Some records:
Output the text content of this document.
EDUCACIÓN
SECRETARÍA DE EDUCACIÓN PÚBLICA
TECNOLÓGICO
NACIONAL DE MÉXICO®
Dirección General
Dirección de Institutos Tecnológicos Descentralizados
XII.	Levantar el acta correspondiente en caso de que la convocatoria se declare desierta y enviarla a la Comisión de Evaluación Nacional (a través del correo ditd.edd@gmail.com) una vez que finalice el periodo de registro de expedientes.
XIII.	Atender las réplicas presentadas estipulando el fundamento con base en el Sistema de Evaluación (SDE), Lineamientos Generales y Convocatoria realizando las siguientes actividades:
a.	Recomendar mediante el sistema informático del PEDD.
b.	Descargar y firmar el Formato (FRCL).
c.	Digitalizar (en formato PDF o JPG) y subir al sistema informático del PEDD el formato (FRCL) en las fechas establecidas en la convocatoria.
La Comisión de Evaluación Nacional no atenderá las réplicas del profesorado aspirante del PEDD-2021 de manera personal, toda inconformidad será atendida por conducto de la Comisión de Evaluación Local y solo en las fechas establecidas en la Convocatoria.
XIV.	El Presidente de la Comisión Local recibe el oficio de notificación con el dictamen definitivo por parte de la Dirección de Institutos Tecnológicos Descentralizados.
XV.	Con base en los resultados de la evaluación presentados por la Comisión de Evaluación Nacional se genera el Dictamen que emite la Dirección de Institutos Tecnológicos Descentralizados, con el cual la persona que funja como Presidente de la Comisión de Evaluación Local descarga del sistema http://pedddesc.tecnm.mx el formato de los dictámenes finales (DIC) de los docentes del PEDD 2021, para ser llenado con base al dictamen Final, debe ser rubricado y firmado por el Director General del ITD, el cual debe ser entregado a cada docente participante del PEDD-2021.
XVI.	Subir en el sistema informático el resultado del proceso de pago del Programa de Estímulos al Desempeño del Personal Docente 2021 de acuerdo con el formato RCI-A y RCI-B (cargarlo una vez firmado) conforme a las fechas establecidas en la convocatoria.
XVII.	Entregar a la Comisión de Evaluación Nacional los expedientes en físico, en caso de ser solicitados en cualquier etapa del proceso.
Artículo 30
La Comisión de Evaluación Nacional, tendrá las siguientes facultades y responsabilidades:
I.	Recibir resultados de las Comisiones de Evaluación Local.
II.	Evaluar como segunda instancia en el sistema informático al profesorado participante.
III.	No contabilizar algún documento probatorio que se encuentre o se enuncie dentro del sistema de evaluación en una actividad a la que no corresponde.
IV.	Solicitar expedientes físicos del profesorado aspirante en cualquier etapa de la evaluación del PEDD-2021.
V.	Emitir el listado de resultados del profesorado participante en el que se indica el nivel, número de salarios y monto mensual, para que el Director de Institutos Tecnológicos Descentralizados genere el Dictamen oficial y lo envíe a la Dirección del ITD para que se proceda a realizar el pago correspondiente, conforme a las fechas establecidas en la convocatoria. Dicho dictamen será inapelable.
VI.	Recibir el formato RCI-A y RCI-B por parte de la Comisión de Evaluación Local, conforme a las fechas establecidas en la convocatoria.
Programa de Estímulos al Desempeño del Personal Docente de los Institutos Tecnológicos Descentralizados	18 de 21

Task details: Find the word "parte" in the material, then list each line that holds it.

Expected output:
XIV.	El Presidente de la Comisión Local recibe el oficio de notificación con el dictamen definitivo por parte de la Dirección de Institutos Tecnológicos Descentralizados.
VI.	Recibir el formato RCI-A y RCI-B por parte de la Comisión de Evaluación Local, conforme a las fechas establecidas en la convocatoria.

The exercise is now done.